[Collection entries]

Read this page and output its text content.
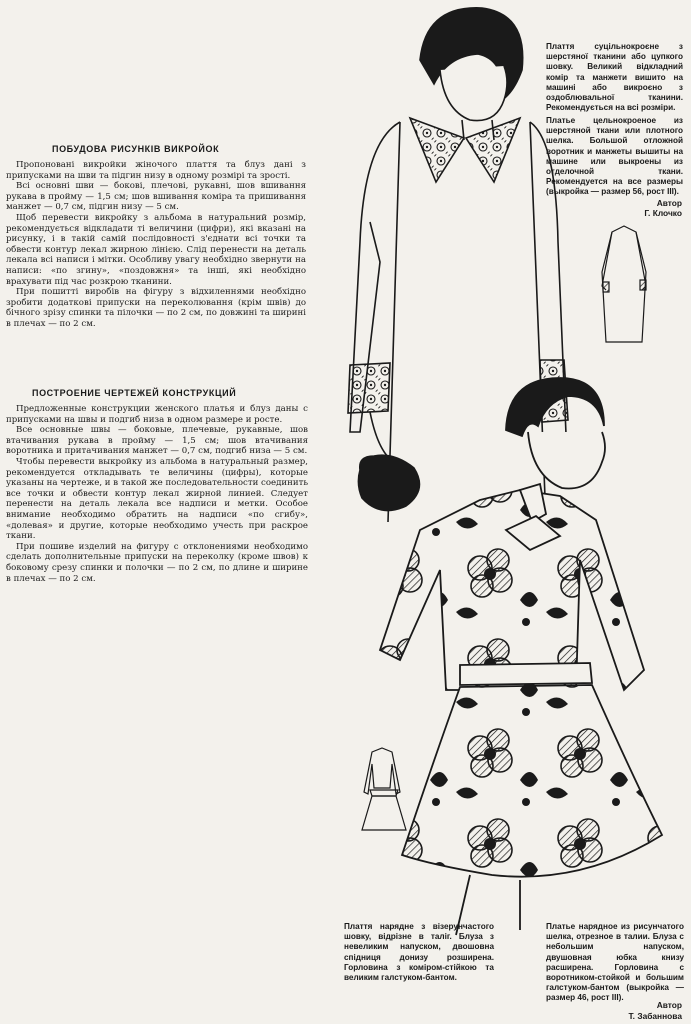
ПОБУДОВА РИСУНКІВ ВИКРОЙОК

Пропоновані викройки жіночого плаття та блуз дані з припусками на шви та підгин низу в одному розмірі та зрості.

Всі основні шви — бокові, плечові, рукавні, шов вшивання рукава в пройму — 1,5 см; шов вшивання коміра та пришивання манжет — 0,7 см, підгин низу — 5 см.

Щоб перевести викройку з альбома в натуральний розмір, рекомендується відкладати ті величини (цифри), які вказані на рисунку, і в такій самій послідовності з'єднати всі точки та обвести контур лекал жирною лінією. Слід перенести на деталь лекала всі написи і мітки. Особливу увагу необхідно звернути на написи: «по згину», «поздовжня» та інші, які необхідно врахувати під час розкрою тканини.

При пошитті виробів на фігуру з відхиленнями необхідно зробити додаткові припуски на переколювання (крім швів) до бічного зрізу спинки та пілочки — по 2 см, по довжині та ширині в плечах — по 2 см.

ПОСТРОЕНИЕ ЧЕРТЕЖЕЙ КОНСТРУКЦИЙ

Предложенные конструкции женского платья и блуз даны с припусками на швы и подгиб низа в одном размере и росте.

Все основные швы — боковые, плечевые, рукавные, шов втачивания рукава в пройму — 1,5 см; шов втачивания воротника и притачивания манжет — 0,7 см, подгиб низа — 5 см.

Чтобы перевести выкройку из альбома в натуральный размер, рекомендуется откладывать те величины (цифры), которые указаны на чертеже, и в такой же последовательности соединить все точки и обвести контур лекал жирной линией. Следует перенести на деталь лекала все надписи и метки. Особое внимание необходимо обратить на надписи «по сгибу», «долевая» и другие, которые необходимо учесть при раскрое ткани.

При пошиве изделий на фигуру с отклонениями необходимо сделать дополнительные припуски на переколку (кроме швов) к боковому срезу спинки и полочки — по 2 см, по длине и ширине в плечах — по 2 см.

Плаття суцільнокроєне з шерстяної тканини або цупкого шовку. Великий відкладний комір та манжети вишито на машині або викроєно з оздоблювальної тканини. Рекомендується на всі розміри.
Платье цельнокроеное из шерстяной ткани или плотного шелка. Большой отложной воротник и манжеты вышиты на машине или выкроены из отделочной ткани. Рекомендуется на все размеры (выкройка — размер 56, рост III).
Автор
Г. Клочко
Плаття нарядне з візерунчастого шовку, відрізне в таліг. Блуза з невеликим напуском, двошовна спідниця донизу розширена. Горловина з коміром-стійкою та великим галстуком-бантом.
Платье нарядное из рисунчатого шелка, отрезное в талии. Блуза с небольшим напуском, двушовная юбка книзу расширена. Горловина с воротником-стойкой и большим галстуком-бантом (выкройка — размер 46, рост III).
Автор
Т. Забаннова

● **WHAT THE TASK ASKS**:
Can you retype every record above exactly, leaving out the pictures?

● **EXPECTED OUTPUT**:
Read this page and output its text content.
ПОБУДОВА РИСУНКІВ ВИКРОЙОК

Пропоновані викройки жіночого плаття та блуз дані з припусками на шви та підгин низу в одному розмірі та зрості.

Всі основні шви — бокові, плечові, рукавні, шов вшивання рукава в пройму — 1,5 см; шов вшивання коміра та пришивання манжет — 0,7 см, підгин низу — 5 см.

Щоб перевести викройку з альбома в натуральний розмір, рекомендується відкладати ті величини (цифри), які вказані на рисунку, і в такій самій послідовності з'єднати всі точки та обвести контур лекал жирною лінією. Слід перенести на деталь лекала всі написи і мітки. Особливу увагу необхідно звернути на написи: «по згину», «поздовжня» та інші, які необхідно врахувати під час розкрою тканини.

При пошитті виробів на фігуру з відхиленнями необхідно зробити додаткові припуски на переколювання (крім швів) до бічного зрізу спинки та пілочки — по 2 см, по довжині та ширині в плечах — по 2 см.

ПОСТРОЕНИЕ ЧЕРТЕЖЕЙ КОНСТРУКЦИЙ

Предложенные конструкции женского платья и блуз даны с припусками на швы и подгиб низа в одном размере и росте.

Все основные швы — боковые, плечевые, рукавные, шов втачивания рукава в пройму — 1,5 см; шов втачивания воротника и притачивания манжет — 0,7 см, подгиб низа — 5 см.

Чтобы перевести выкройку из альбома в натуральный размер, рекомендуется откладывать те величины (цифры), которые указаны на чертеже, и в такой же последовательности соединить все точки и обвести контур лекал жирной линией. Следует перенести на деталь лекала все надписи и метки. Особое внимание необходимо обратить на надписи «по сгибу», «долевая» и другие, которые необходимо учесть при раскрое ткани.

При пошиве изделий на фигуру с отклонениями необходимо сделать дополнительные припуски на переколку (кроме швов) к боковому срезу спинки и полочки — по 2 см, по длине и ширине в плечах — по 2 см.

Плаття суцільнокроєне з шерстяної тканини або цупкого шовку. Великий відкладний комір та манжети вишито на машині або викроєно з оздоблювальної тканини. Рекомендується на всі розміри.
Платье цельнокроеное из шерстяной ткани или плотного шелка. Большой отложной воротник и манжеты вышиты на машине или выкроены из отделочной ткани. Рекомендуется на все размеры (выкройка — размер 56, рост III).
Автор
Г. Клочко
Плаття нарядне з візерунчастого шовку, відрізне в таліг. Блуза з невеликим напуском, двошовна спідниця донизу розширена. Горловина з коміром-стійкою та великим галстуком-бантом.
Платье нарядное из рисунчатого шелка, отрезное в талии. Блуза с небольшим напуском, двушовная юбка книзу расширена. Горловина с воротником-стойкой и большим галстуком-бантом (выкройка — размер 46, рост III).
Автор
Т. Забаннова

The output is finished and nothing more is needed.